◆ **Dataset entries**:
+-------+
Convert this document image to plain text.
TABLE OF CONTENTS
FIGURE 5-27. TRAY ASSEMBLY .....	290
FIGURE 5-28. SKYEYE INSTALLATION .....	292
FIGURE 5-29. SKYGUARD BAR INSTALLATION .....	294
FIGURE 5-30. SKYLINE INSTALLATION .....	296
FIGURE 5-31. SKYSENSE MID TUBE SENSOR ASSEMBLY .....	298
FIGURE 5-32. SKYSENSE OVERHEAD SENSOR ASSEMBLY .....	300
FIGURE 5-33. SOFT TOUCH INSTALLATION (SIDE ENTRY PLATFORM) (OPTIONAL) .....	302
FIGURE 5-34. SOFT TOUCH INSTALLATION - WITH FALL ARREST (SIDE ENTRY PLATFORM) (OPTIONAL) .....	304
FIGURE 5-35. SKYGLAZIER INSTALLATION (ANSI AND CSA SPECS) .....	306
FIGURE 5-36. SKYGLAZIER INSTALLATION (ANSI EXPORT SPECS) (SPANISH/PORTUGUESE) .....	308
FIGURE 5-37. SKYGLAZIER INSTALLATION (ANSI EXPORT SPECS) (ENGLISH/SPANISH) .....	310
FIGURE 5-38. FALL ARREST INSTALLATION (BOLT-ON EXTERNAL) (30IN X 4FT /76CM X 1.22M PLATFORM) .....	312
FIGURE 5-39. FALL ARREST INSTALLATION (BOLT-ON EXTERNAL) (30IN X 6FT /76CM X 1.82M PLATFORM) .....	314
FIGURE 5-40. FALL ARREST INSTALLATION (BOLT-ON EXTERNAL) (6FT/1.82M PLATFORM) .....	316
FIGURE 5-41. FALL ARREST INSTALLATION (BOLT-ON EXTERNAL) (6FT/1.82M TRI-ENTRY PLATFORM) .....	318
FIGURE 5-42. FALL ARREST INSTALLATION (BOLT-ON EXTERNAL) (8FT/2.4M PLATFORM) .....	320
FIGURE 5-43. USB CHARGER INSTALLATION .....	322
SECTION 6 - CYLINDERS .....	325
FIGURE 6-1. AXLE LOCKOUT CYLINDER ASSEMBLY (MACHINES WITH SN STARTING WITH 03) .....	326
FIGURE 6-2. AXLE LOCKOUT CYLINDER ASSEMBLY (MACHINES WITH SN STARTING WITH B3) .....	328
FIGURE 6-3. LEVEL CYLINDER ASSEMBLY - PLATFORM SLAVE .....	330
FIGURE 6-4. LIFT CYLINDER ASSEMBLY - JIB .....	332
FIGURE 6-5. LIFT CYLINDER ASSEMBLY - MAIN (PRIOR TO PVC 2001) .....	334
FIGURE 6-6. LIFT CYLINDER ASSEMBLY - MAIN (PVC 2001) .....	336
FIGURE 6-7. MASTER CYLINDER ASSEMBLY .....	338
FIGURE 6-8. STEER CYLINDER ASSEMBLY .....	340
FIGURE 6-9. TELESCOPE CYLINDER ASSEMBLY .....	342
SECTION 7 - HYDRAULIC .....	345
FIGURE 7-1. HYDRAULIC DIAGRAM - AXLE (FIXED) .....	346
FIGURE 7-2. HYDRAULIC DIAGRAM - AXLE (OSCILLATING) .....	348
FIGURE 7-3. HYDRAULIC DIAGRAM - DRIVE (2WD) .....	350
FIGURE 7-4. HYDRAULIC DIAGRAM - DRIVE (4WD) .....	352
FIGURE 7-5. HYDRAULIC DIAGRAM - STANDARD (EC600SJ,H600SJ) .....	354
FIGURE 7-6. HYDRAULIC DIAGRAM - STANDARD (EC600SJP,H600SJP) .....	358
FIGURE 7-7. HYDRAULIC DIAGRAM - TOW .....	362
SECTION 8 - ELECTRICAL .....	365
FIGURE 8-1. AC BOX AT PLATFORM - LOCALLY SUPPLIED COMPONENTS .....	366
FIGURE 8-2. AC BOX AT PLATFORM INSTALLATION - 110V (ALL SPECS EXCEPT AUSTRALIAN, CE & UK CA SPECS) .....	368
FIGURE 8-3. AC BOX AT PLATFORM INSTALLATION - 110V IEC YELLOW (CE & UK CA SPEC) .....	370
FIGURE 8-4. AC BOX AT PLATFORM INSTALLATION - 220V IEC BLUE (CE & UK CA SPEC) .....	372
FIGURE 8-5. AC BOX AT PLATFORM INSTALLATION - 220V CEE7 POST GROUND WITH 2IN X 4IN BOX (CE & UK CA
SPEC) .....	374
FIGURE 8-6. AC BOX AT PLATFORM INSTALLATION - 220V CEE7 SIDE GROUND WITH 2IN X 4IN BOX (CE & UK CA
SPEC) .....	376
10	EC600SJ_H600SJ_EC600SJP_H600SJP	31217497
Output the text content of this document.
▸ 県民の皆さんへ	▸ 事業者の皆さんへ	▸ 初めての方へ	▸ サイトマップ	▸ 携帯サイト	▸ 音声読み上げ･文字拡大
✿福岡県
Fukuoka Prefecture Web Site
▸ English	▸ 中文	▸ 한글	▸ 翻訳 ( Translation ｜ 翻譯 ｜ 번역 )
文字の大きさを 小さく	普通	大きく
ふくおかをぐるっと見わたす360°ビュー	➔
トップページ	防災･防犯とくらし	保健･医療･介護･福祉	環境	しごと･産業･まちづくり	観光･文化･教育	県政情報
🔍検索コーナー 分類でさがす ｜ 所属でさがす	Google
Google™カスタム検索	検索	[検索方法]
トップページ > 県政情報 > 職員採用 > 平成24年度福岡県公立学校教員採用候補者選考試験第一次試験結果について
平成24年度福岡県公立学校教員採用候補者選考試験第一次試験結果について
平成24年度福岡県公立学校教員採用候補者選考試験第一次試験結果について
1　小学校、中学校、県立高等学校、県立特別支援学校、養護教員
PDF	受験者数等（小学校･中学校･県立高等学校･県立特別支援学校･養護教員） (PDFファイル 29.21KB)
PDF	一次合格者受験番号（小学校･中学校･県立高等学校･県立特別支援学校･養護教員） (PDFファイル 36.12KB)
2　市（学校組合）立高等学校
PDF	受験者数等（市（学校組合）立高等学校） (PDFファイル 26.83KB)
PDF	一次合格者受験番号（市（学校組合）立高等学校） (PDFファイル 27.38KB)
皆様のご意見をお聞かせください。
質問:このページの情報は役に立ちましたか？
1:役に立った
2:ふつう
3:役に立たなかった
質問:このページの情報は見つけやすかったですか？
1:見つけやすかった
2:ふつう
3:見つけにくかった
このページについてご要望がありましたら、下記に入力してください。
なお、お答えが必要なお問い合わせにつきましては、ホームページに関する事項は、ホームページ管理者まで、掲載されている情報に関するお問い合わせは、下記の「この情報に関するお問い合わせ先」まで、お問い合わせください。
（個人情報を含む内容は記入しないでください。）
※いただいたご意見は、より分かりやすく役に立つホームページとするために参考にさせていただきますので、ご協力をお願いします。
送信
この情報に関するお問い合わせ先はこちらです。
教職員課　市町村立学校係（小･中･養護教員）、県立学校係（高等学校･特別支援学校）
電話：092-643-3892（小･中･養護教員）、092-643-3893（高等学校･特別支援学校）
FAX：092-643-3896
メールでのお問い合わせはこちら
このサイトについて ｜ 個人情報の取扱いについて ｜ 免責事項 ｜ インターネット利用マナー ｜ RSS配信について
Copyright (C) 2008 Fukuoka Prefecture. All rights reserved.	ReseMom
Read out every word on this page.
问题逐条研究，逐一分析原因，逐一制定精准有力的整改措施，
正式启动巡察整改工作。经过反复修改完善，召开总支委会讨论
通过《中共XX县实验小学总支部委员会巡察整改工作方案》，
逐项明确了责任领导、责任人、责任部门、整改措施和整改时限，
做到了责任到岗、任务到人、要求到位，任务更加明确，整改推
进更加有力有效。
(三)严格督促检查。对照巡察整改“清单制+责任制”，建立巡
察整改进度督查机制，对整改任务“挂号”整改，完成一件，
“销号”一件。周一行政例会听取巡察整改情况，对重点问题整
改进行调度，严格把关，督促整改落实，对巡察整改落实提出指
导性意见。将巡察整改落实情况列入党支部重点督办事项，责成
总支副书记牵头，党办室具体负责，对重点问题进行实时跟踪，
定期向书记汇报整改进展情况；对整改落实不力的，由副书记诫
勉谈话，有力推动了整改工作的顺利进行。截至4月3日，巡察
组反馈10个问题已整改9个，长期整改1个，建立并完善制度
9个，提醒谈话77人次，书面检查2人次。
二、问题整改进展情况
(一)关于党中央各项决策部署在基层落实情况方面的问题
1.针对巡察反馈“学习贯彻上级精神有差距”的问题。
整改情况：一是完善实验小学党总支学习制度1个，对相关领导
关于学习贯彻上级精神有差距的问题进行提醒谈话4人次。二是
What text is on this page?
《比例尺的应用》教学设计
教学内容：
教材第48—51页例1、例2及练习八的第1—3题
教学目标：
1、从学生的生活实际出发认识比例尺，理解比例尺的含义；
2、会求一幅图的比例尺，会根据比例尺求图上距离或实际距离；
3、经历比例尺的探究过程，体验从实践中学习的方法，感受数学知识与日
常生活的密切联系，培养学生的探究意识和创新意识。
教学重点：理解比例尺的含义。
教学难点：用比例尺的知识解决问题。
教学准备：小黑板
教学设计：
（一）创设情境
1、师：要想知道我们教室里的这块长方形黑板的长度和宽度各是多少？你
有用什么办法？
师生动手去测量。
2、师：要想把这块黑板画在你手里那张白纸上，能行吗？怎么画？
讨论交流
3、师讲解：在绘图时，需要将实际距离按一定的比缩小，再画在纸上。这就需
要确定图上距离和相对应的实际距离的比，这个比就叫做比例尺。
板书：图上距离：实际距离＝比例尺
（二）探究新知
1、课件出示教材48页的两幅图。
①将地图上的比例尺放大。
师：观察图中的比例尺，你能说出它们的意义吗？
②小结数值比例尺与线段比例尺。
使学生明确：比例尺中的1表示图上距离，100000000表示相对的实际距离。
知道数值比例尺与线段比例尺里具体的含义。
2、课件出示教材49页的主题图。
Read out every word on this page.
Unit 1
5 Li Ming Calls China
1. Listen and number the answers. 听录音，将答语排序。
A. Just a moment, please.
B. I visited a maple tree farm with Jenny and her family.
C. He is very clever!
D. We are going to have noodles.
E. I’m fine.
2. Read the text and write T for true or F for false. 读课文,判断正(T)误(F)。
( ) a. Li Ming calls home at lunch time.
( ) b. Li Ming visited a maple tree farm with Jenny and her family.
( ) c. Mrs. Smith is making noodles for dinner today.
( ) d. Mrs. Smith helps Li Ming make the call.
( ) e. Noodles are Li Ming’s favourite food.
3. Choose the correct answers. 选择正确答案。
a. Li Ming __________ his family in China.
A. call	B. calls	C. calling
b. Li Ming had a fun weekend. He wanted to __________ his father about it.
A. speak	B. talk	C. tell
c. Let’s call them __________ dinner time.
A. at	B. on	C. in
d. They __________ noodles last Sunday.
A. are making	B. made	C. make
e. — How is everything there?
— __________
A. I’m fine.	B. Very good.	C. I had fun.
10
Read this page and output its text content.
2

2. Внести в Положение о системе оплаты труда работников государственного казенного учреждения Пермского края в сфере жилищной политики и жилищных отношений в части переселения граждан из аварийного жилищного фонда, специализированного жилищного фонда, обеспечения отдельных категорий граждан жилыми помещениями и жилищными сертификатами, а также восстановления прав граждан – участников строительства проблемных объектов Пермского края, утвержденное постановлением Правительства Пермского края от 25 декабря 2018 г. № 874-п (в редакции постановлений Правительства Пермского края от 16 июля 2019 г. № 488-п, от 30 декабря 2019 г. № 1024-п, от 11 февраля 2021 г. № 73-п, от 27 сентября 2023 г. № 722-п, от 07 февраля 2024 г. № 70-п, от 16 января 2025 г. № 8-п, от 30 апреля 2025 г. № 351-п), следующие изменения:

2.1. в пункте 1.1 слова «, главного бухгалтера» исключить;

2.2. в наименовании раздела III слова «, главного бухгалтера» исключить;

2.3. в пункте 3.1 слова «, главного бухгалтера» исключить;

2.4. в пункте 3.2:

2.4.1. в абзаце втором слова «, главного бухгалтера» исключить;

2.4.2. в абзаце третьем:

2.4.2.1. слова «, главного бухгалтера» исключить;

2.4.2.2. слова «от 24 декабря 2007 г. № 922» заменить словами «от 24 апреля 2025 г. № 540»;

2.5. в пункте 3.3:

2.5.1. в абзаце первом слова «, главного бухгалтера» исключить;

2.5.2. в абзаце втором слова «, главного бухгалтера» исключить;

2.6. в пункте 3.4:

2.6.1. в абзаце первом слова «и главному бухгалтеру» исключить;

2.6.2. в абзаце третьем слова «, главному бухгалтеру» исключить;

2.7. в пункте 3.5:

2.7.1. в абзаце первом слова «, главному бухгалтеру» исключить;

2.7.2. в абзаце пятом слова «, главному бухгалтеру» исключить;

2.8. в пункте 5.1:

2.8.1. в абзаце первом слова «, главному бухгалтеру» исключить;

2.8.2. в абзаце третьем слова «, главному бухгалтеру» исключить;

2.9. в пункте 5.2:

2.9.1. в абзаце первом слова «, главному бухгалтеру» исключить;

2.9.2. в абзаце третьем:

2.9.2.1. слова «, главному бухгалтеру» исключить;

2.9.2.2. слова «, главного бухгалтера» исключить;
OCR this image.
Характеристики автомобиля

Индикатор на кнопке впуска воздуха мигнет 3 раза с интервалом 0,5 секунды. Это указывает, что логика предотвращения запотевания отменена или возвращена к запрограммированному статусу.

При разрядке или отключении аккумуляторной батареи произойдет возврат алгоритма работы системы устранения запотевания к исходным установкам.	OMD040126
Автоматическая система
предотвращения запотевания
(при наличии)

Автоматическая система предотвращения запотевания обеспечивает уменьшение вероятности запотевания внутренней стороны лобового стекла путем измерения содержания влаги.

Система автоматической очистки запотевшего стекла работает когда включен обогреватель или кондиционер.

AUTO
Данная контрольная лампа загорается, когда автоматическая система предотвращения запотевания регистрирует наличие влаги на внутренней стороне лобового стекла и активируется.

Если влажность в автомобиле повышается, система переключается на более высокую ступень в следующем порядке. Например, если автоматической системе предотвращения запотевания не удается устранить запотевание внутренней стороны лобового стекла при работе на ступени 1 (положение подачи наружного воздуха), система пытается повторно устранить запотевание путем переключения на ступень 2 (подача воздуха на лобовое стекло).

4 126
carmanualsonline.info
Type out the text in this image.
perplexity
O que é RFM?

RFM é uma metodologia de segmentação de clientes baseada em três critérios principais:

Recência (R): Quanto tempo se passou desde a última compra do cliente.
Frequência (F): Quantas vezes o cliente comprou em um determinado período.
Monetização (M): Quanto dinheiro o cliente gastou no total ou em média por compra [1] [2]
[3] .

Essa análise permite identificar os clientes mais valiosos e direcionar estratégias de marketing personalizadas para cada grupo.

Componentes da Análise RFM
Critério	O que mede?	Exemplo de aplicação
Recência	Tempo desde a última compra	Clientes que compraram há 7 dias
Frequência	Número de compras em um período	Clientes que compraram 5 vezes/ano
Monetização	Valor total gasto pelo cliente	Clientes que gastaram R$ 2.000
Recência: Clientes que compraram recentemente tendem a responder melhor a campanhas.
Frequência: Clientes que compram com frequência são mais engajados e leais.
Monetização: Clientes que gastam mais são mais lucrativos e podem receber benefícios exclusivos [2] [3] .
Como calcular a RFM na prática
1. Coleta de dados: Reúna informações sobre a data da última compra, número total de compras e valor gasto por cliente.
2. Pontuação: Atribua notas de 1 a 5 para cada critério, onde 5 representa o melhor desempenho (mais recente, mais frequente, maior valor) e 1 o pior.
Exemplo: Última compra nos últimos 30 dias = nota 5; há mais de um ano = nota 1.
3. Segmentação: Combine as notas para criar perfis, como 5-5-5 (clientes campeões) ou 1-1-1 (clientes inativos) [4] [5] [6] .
+-------+
◆ **Task description**: Look through the data above. Copy every line with the string "県政情報" in it.

◆ **Final result**:
トップページ	防災･防犯とくらし	保健･医療･介護･福祉	環境	しごと･産業･まちづくり	観光･文化･教育	県政情報
トップページ > 県政情報 > 職員採用 > 平成24年度福岡県公立学校教員採用候補者選考試験第一次試験結果について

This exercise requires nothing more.